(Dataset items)

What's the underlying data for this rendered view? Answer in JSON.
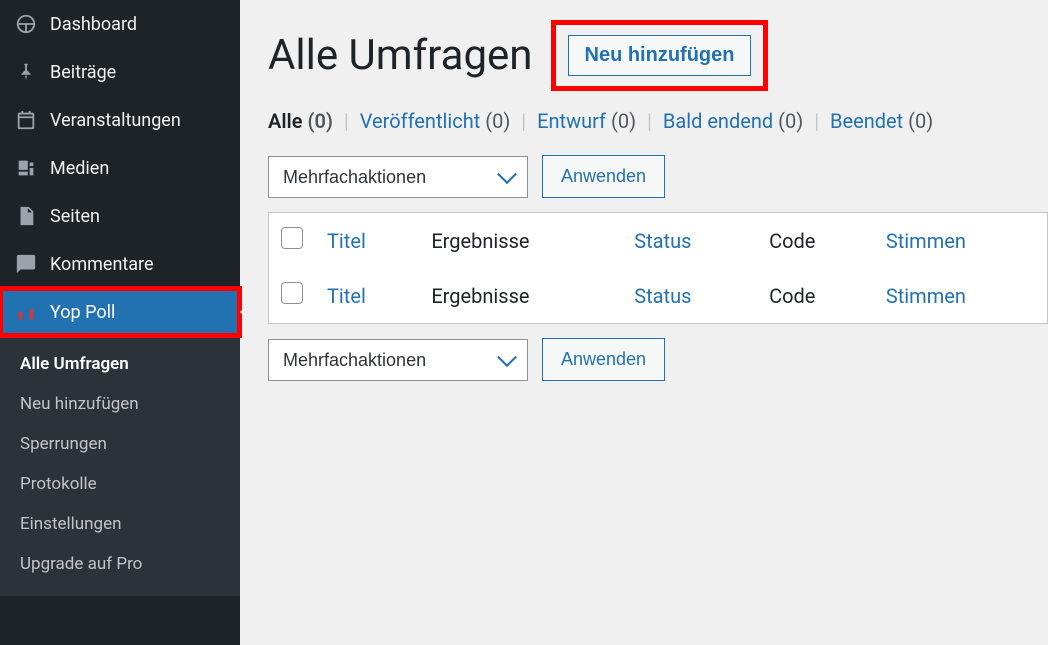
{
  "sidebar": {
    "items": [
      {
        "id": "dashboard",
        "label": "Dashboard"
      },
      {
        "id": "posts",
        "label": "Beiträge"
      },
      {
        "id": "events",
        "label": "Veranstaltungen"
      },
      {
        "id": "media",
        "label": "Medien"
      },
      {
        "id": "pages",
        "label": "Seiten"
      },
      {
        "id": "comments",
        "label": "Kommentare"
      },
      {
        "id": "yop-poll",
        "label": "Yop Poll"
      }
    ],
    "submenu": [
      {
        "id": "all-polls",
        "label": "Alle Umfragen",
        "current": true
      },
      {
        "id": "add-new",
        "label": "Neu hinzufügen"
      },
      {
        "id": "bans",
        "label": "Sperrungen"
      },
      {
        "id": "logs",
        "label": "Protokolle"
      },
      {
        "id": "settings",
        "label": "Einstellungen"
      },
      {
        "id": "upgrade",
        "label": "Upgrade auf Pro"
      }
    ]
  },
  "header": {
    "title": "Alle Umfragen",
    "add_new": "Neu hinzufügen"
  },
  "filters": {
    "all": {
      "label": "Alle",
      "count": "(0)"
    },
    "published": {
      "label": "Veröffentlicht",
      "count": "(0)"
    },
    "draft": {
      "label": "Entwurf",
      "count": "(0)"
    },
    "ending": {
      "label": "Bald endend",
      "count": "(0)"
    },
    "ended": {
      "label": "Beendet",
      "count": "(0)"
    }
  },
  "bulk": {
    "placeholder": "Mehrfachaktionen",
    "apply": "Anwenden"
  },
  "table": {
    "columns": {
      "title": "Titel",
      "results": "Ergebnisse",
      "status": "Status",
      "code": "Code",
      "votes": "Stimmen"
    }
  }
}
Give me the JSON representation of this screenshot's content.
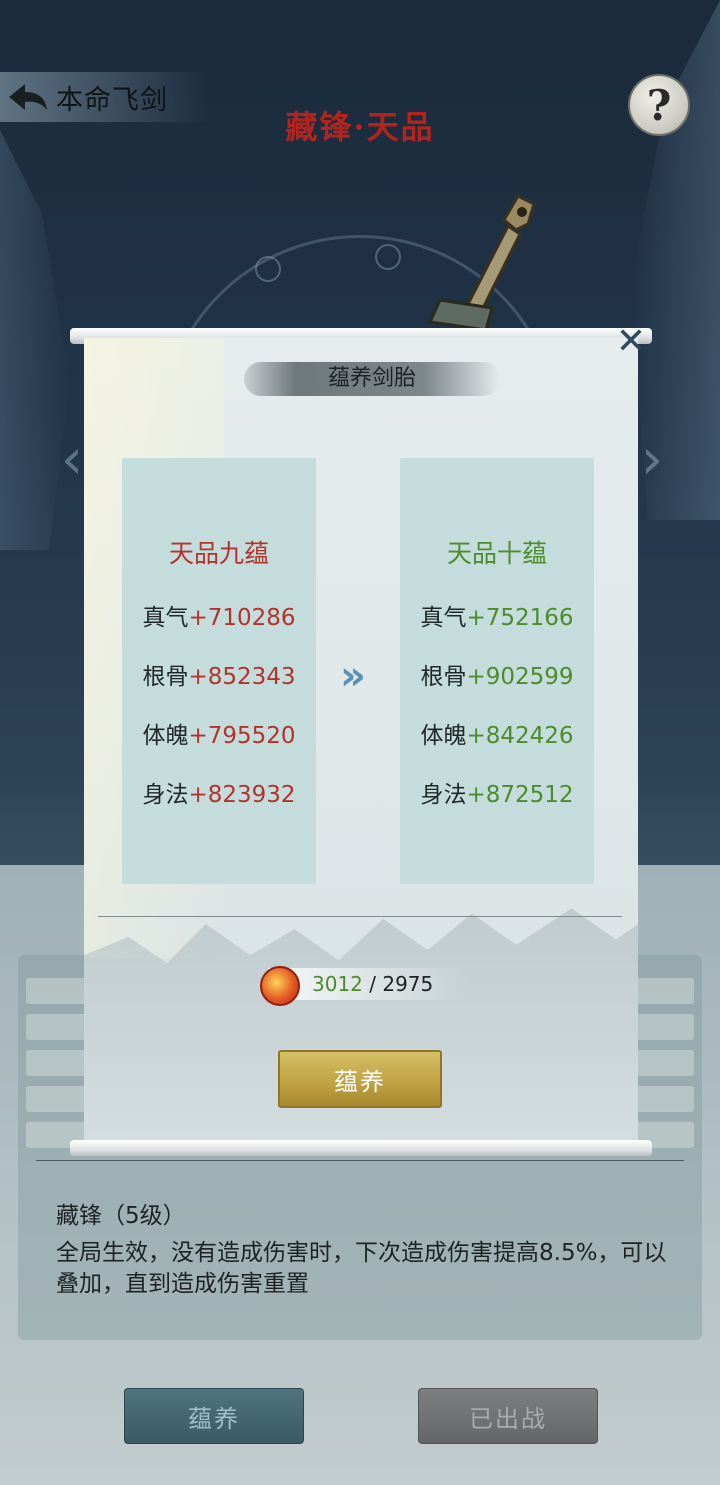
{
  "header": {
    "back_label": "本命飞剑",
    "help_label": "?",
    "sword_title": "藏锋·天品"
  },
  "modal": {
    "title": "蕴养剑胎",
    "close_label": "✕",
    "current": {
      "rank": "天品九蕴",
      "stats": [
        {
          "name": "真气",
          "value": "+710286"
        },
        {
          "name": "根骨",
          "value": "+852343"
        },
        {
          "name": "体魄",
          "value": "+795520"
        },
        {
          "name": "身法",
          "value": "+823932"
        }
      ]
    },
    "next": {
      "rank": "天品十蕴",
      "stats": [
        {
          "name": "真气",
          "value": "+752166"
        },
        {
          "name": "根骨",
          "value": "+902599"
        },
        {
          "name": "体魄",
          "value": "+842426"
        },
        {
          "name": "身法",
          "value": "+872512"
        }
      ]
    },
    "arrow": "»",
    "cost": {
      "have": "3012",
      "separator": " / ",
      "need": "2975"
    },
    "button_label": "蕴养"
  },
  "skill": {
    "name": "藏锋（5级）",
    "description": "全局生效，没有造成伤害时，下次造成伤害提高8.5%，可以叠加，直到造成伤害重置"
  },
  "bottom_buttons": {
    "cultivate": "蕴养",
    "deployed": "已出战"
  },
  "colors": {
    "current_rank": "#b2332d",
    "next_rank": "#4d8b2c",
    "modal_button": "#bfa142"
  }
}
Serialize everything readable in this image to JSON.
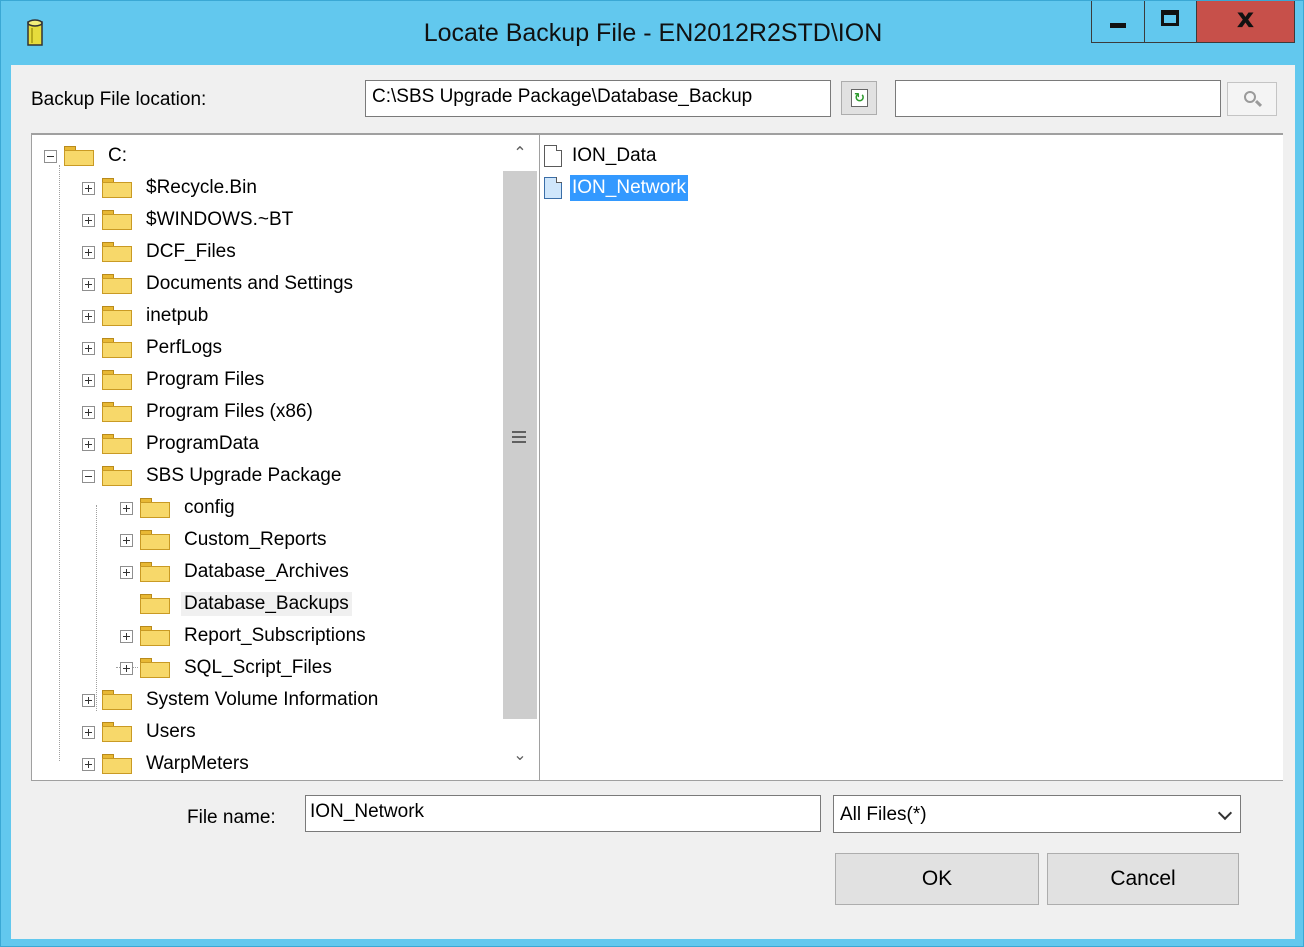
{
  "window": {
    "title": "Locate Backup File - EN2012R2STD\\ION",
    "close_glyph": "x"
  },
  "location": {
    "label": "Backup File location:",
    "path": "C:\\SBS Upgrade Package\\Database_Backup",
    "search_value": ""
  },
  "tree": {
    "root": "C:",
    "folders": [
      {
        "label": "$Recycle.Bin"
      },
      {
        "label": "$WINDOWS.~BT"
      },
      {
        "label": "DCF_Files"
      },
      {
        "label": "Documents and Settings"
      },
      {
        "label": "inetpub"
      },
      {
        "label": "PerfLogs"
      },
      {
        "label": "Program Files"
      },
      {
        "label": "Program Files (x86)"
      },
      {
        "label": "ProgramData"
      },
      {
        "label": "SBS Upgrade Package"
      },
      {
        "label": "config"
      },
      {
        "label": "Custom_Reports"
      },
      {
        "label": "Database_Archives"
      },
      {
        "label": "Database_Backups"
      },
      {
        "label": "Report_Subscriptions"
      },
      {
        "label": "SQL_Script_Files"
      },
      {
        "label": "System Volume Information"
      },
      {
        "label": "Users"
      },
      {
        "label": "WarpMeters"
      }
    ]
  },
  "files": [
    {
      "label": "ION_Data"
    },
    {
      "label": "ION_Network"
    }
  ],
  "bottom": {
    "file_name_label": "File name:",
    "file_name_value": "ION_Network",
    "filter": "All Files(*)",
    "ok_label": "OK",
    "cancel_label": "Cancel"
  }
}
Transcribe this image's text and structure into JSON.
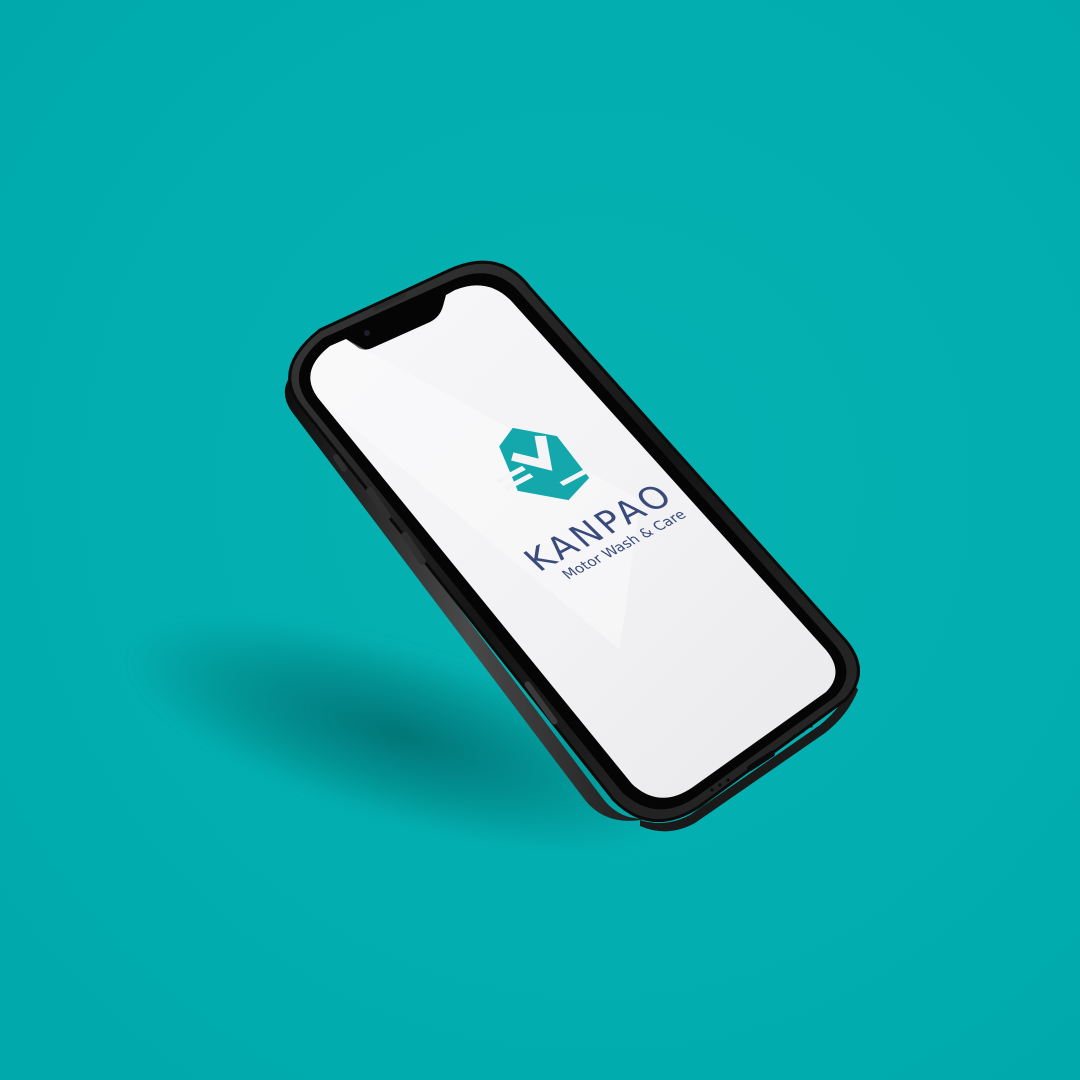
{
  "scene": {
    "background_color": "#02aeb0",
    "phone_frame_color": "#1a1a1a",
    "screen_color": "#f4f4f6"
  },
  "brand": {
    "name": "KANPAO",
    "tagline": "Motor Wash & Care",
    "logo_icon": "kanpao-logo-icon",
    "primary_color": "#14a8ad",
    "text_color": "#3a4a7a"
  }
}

Your objective:
Skip the pictures, then retype every line above exactly.

Solution to this task:
What's the underlying data for this rendered view? Answer in JSON.
{
  "sidebar": {
    "items": [
      {
        "id": "dashboard",
        "label": "Dashboard"
      },
      {
        "id": "posts",
        "label": "Beiträge"
      },
      {
        "id": "events",
        "label": "Veranstaltungen"
      },
      {
        "id": "media",
        "label": "Medien"
      },
      {
        "id": "pages",
        "label": "Seiten"
      },
      {
        "id": "comments",
        "label": "Kommentare"
      },
      {
        "id": "yop-poll",
        "label": "Yop Poll"
      }
    ],
    "submenu": [
      {
        "id": "all-polls",
        "label": "Alle Umfragen",
        "current": true
      },
      {
        "id": "add-new",
        "label": "Neu hinzufügen"
      },
      {
        "id": "bans",
        "label": "Sperrungen"
      },
      {
        "id": "logs",
        "label": "Protokolle"
      },
      {
        "id": "settings",
        "label": "Einstellungen"
      },
      {
        "id": "upgrade",
        "label": "Upgrade auf Pro"
      }
    ]
  },
  "header": {
    "title": "Alle Umfragen",
    "add_new": "Neu hinzufügen"
  },
  "filters": {
    "all": {
      "label": "Alle",
      "count": "(0)"
    },
    "published": {
      "label": "Veröffentlicht",
      "count": "(0)"
    },
    "draft": {
      "label": "Entwurf",
      "count": "(0)"
    },
    "ending": {
      "label": "Bald endend",
      "count": "(0)"
    },
    "ended": {
      "label": "Beendet",
      "count": "(0)"
    }
  },
  "bulk": {
    "placeholder": "Mehrfachaktionen",
    "apply": "Anwenden"
  },
  "table": {
    "columns": {
      "title": "Titel",
      "results": "Ergebnisse",
      "status": "Status",
      "code": "Code",
      "votes": "Stimmen"
    }
  }
}
Give me the JSON representation of this screenshot's content.
{
  "header": {
    "back_label": "本命飞剑",
    "help_label": "?",
    "sword_title": "藏锋·天品"
  },
  "modal": {
    "title": "蕴养剑胎",
    "close_label": "✕",
    "current": {
      "rank": "天品九蕴",
      "stats": [
        {
          "name": "真气",
          "value": "+710286"
        },
        {
          "name": "根骨",
          "value": "+852343"
        },
        {
          "name": "体魄",
          "value": "+795520"
        },
        {
          "name": "身法",
          "value": "+823932"
        }
      ]
    },
    "next": {
      "rank": "天品十蕴",
      "stats": [
        {
          "name": "真气",
          "value": "+752166"
        },
        {
          "name": "根骨",
          "value": "+902599"
        },
        {
          "name": "体魄",
          "value": "+842426"
        },
        {
          "name": "身法",
          "value": "+872512"
        }
      ]
    },
    "arrow": "»",
    "cost": {
      "have": "3012",
      "separator": " / ",
      "need": "2975"
    },
    "button_label": "蕴养"
  },
  "skill": {
    "name": "藏锋（5级）",
    "description": "全局生效，没有造成伤害时，下次造成伤害提高8.5%，可以叠加，直到造成伤害重置"
  },
  "bottom_buttons": {
    "cultivate": "蕴养",
    "deployed": "已出战"
  },
  "colors": {
    "current_rank": "#b2332d",
    "next_rank": "#4d8b2c",
    "modal_button": "#bfa142"
  }
}
Serialize everything readable in this image to JSON.
{
  "window": {
    "title": "Locate Backup File - EN2012R2STD\\ION",
    "close_glyph": "x"
  },
  "location": {
    "label": "Backup File location:",
    "path": "C:\\SBS Upgrade Package\\Database_Backup",
    "search_value": ""
  },
  "tree": {
    "root": "C:",
    "folders": [
      {
        "label": "$Recycle.Bin"
      },
      {
        "label": "$WINDOWS.~BT"
      },
      {
        "label": "DCF_Files"
      },
      {
        "label": "Documents and Settings"
      },
      {
        "label": "inetpub"
      },
      {
        "label": "PerfLogs"
      },
      {
        "label": "Program Files"
      },
      {
        "label": "Program Files (x86)"
      },
      {
        "label": "ProgramData"
      },
      {
        "label": "SBS Upgrade Package"
      },
      {
        "label": "config"
      },
      {
        "label": "Custom_Reports"
      },
      {
        "label": "Database_Archives"
      },
      {
        "label": "Database_Backups"
      },
      {
        "label": "Report_Subscriptions"
      },
      {
        "label": "SQL_Script_Files"
      },
      {
        "label": "System Volume Information"
      },
      {
        "label": "Users"
      },
      {
        "label": "WarpMeters"
      }
    ]
  },
  "files": [
    {
      "label": "ION_Data"
    },
    {
      "label": "ION_Network"
    }
  ],
  "bottom": {
    "file_name_label": "File name:",
    "file_name_value": "ION_Network",
    "filter": "All Files(*)",
    "ok_label": "OK",
    "cancel_label": "Cancel"
  }
}
Transcribe this image's text and structure into JSON.
{
  "scene": {
    "background_color": "#02aeb0",
    "phone_frame_color": "#1a1a1a",
    "screen_color": "#f4f4f6"
  },
  "brand": {
    "name": "KANPAO",
    "tagline": "Motor Wash & Care",
    "logo_icon": "kanpao-logo-icon",
    "primary_color": "#14a8ad",
    "text_color": "#3a4a7a"
  }
}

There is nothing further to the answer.